Dear student,
First, it is essential to underline the role of KHP in the titration described above. Since KHP reacts with NaOH, the total KHP within the mixture decreases as the titration progresses and NaKP is produced.
titration occurs => moles of KHP decrease
We can first think of the critical moments of the titration to formulate our answer.
-
Before the titration occurs, we have an initial amount of KHP present in the mixture; let such amount of KHP be denoted by KHPinitial.
-
After the titration occurs, some of the KHP in the mixture will not react. The KHP that did not react with the NaOH of our titration will be denoted by KHPfinal.
The percentage of KHP in the mixture after the titration occurs then becomes:
( KHPfinal / KHPinitial )*100 = % KHP in mixture after titration
Since the question already provides the mass of KHPinitial (0.505 g in analyte), we must find KHPfinal. Considering that we needed 11.95 mL of 0.118 M of NaOH to complete the titration, we can determine the amount of NaOH that reacted and, eventually, KHPfinal.
11.95 mL NaOH * (1 L solution / 1000 mL solution) * (0.118 mol NaOH / 1 L solution) =
0.0014101 mol NaOH reacted
As indicated by the given chemical equation, one mole of NaOH reacts with one mole of KHP; thus, the amount of KHP that reacted is also equal to 0.0014101 moles. Using the molecular weight of KHP (204.2 g/mol), we can conclude that about 0.28794 g of KHP reacted and became NaKP.
Since we are calculating the percentage of KHP in the mixture after the titration, our percentage then becomes:
( initial KHP- reacted KHP) / ( initial KHP) * 100 = ( final KHP) / ( initial KHP) * 100
(0.505 g - 0.2879 g ) / ( 0.505 g) *100 = (0.2171 g) / ( 0.505 g)*100 = 43 %
J.R. S.
03/17/22

Supplied material:
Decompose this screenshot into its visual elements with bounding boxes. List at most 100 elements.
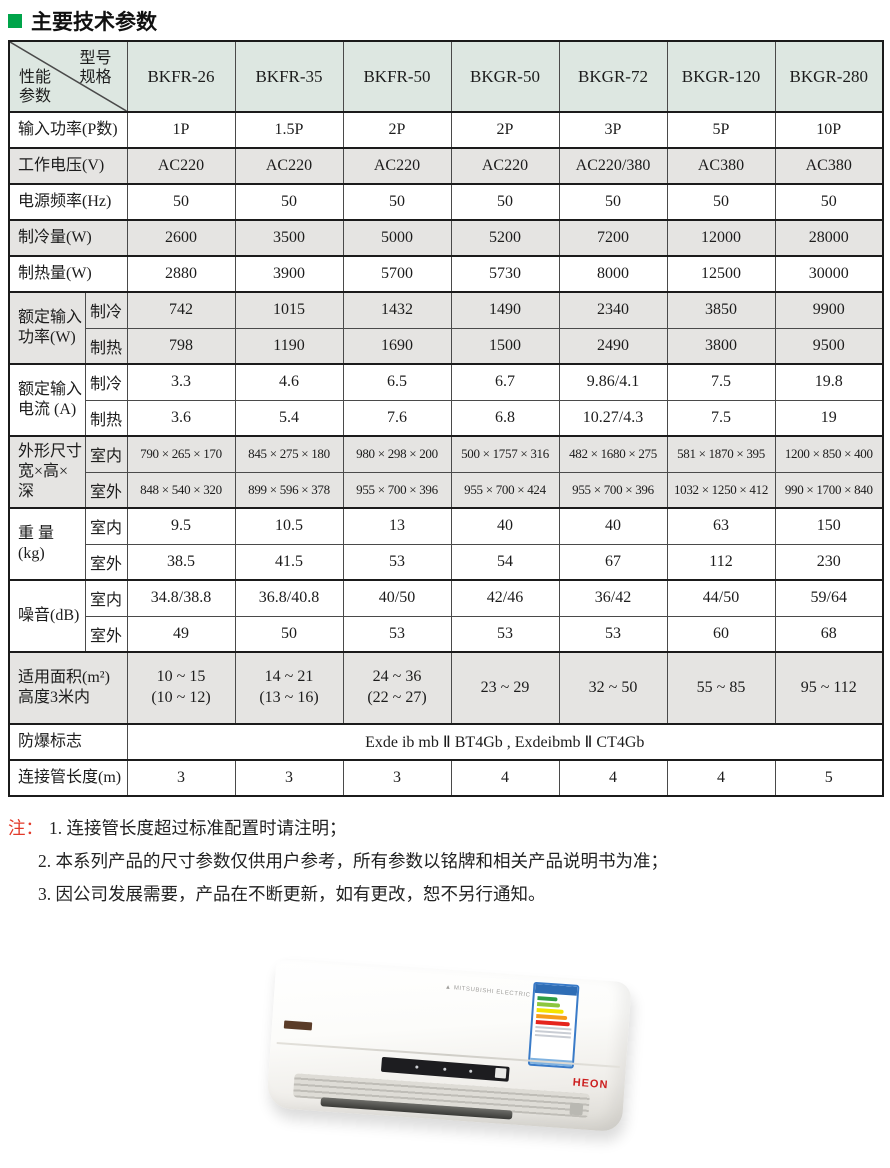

Task requirements:
#1 In the titration answer, what molecular weight is used for KHP?
#2 Print part of the titration answer, beginning at the words containing "titration occurs =>" and stopping after "denoted by KHPfinal.".
The listing comes from a separate source.

Responses:
#1 204.2 g/mol

#2
titration occurs => moles of KHP decrease
We can first think of the critical moments of the titration to formulate our answer.
-
Before the titration occurs, we have an initial amount of KHP present in the mixture; let such amount of KHP be denoted by KHPinitial.
-
After the titration occurs, some of the KHP in the mixture will not react. The KHP that did not react with the NaOH of our titration will be denoted by KHPfinal.